## ACTIVITY:
Images are not wanted; transcribe the rest of the listing exactly.

## PROVIDED MATERIAL:
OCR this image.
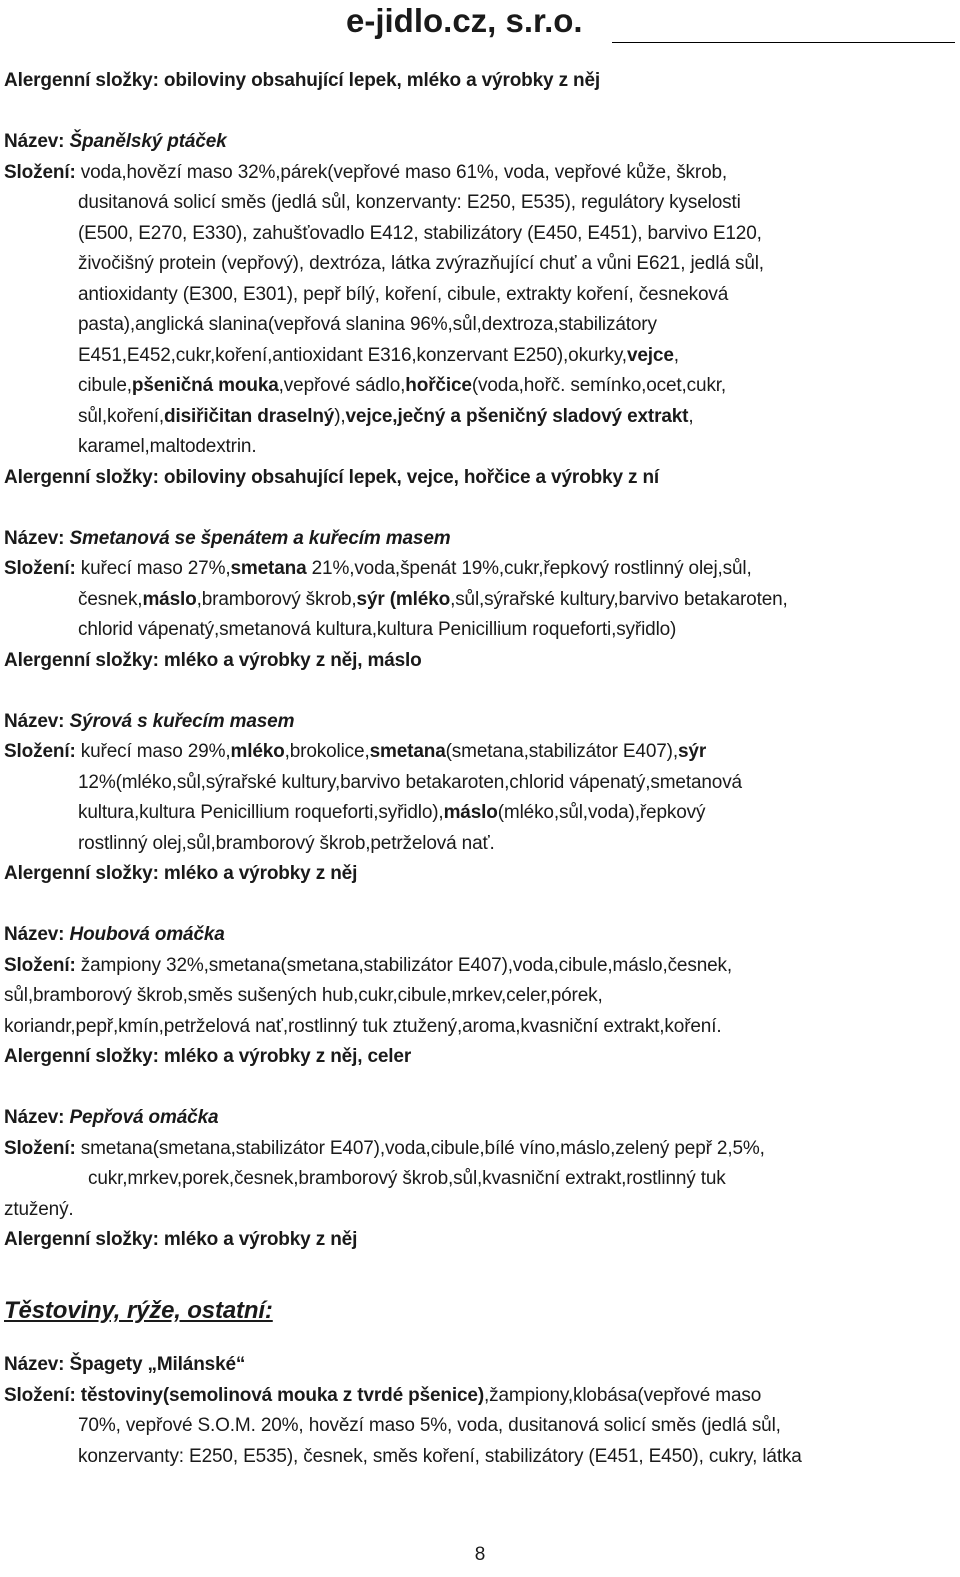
e-jidlo.cz, s.r.o.
Alergenní složky: obiloviny obsahující lepek, mléko a výrobky z něj
Název: Španělský ptáček
Složení: voda,hovězí maso 32%,párek(vepřové maso 61%, voda, vepřové kůže, škrob,
dusitanová solicí směs (jedlá sůl, konzervanty: E250, E535), regulátory kyselosti
(E500, E270, E330), zahušťovadlo E412, stabilizátory (E450, E451), barvivo E120,
živočišný protein (vepřový), dextróza, látka zvýrazňující chuť a vůni E621, jedlá sůl,
antioxidanty (E300, E301), pepř bílý, koření, cibule, extrakty koření, česneková
pasta),anglická slanina(vepřová slanina 96%,sůl,dextroza,stabilizátory
E451,E452,cukr,koření,antioxidant E316,konzervant E250),okurky,vejce,
cibule,pšeničná mouka,vepřové sádlo,hořčice(voda,hořč. semínko,ocet,cukr,
sůl,koření,disiřičitan draselný),vejce,ječný a pšeničný sladový extrakt,
karamel,maltodextrin.
Alergenní složky: obiloviny obsahující lepek, vejce, hořčice a výrobky z ní
Název: Smetanová se špenátem a kuřecím masem
Složení: kuřecí maso 27%,smetana 21%,voda,špenát 19%,cukr,řepkový rostlinný olej,sůl,
česnek,máslo,bramborový škrob,sýr (mléko,sůl,sýrařské kultury,barvivo betakaroten,
chlorid vápenatý,smetanová kultura,kultura Penicillium roqueforti,syřidlo)
Alergenní složky: mléko a výrobky z něj, máslo
Název: Sýrová s kuřecím masem
Složení: kuřecí maso 29%,mléko,brokolice,smetana(smetana,stabilizátor E407),sýr
12%(mléko,sůl,sýrařské kultury,barvivo betakaroten,chlorid vápenatý,smetanová
kultura,kultura Penicillium roqueforti,syřidlo),máslo(mléko,sůl,voda),řepkový
rostlinný olej,sůl,bramborový škrob,petrželová nať.
Alergenní složky: mléko a výrobky z něj
Název: Houbová omáčka
Složení: žampiony 32%,smetana(smetana,stabilizátor E407),voda,cibule,máslo,česnek,
sůl,bramborový škrob,směs sušených hub,cukr,cibule,mrkev,celer,pórek,
koriandr,pepř,kmín,petrželová nať,rostlinný tuk ztužený,aroma,kvasniční extrakt,koření.
Alergenní složky: mléko a výrobky z něj, celer
Název: Pepřová omáčka
Složení: smetana(smetana,stabilizátor E407),voda,cibule,bílé víno,máslo,zelený pepř 2,5%,
cukr,mrkev,porek,česnek,bramborový škrob,sůl,kvasniční extrakt,rostlinný tuk
ztužený.
Alergenní složky: mléko a výrobky z něj
Těstoviny, rýže, ostatní:
Název: Špagety „Milánské“
Složení: těstoviny(semolinová mouka z tvrdé pšenice),žampiony,klobása(vepřové maso
70%, vepřové S.O.M. 20%, hovězí maso 5%, voda, dusitanová solicí směs (jedlá sůl,
konzervanty: E250, E535), česnek, směs koření, stabilizátory (E451, E450), cukry, látka
8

## TASK OUTPUT:
OCR this image.
e-jidlo.cz, s.r.o.
Alergenní složky: obiloviny obsahující lepek, mléko a výrobky z něj
Název: Španělský ptáček
Složení: voda,hovězí maso 32%,párek(vepřové maso 61%, voda, vepřové kůže, škrob,
dusitanová solicí směs (jedlá sůl, konzervanty: E250, E535), regulátory kyselosti
(E500, E270, E330), zahušťovadlo E412, stabilizátory (E450, E451), barvivo E120,
živočišný protein (vepřový), dextróza, látka zvýrazňující chuť a vůni E621, jedlá sůl,
antioxidanty (E300, E301), pepř bílý, koření, cibule, extrakty koření, česneková
pasta),anglická slanina(vepřová slanina 96%,sůl,dextroza,stabilizátory
E451,E452,cukr,koření,antioxidant E316,konzervant E250),okurky,vejce,
cibule,pšeničná mouka,vepřové sádlo,hořčice(voda,hořč. semínko,ocet,cukr,
sůl,koření,disiřičitan draselný),vejce,ječný a pšeničný sladový extrakt,
karamel,maltodextrin.
Alergenní složky: obiloviny obsahující lepek, vejce, hořčice a výrobky z ní
Název: Smetanová se špenátem a kuřecím masem
Složení: kuřecí maso 27%,smetana 21%,voda,špenát 19%,cukr,řepkový rostlinný olej,sůl,
česnek,máslo,bramborový škrob,sýr (mléko,sůl,sýrařské kultury,barvivo betakaroten,
chlorid vápenatý,smetanová kultura,kultura Penicillium roqueforti,syřidlo)
Alergenní složky: mléko a výrobky z něj, máslo
Název: Sýrová s kuřecím masem
Složení: kuřecí maso 29%,mléko,brokolice,smetana(smetana,stabilizátor E407),sýr
12%(mléko,sůl,sýrařské kultury,barvivo betakaroten,chlorid vápenatý,smetanová
kultura,kultura Penicillium roqueforti,syřidlo),máslo(mléko,sůl,voda),řepkový
rostlinný olej,sůl,bramborový škrob,petrželová nať.
Alergenní složky: mléko a výrobky z něj
Název: Houbová omáčka
Složení: žampiony 32%,smetana(smetana,stabilizátor E407),voda,cibule,máslo,česnek,
sůl,bramborový škrob,směs sušených hub,cukr,cibule,mrkev,celer,pórek,
koriandr,pepř,kmín,petrželová nať,rostlinný tuk ztužený,aroma,kvasniční extrakt,koření.
Alergenní složky: mléko a výrobky z něj, celer
Název: Pepřová omáčka
Složení: smetana(smetana,stabilizátor E407),voda,cibule,bílé víno,máslo,zelený pepř 2,5%,
cukr,mrkev,porek,česnek,bramborový škrob,sůl,kvasniční extrakt,rostlinný tuk
ztužený.
Alergenní složky: mléko a výrobky z něj
Těstoviny, rýže, ostatní:
Název: Špagety „Milánské“
Složení: těstoviny(semolinová mouka z tvrdé pšenice),žampiony,klobása(vepřové maso
70%, vepřové S.O.M. 20%, hovězí maso 5%, voda, dusitanová solicí směs (jedlá sůl,
konzervanty: E250, E535), česnek, směs koření, stabilizátory (E451, E450), cukry, látka
8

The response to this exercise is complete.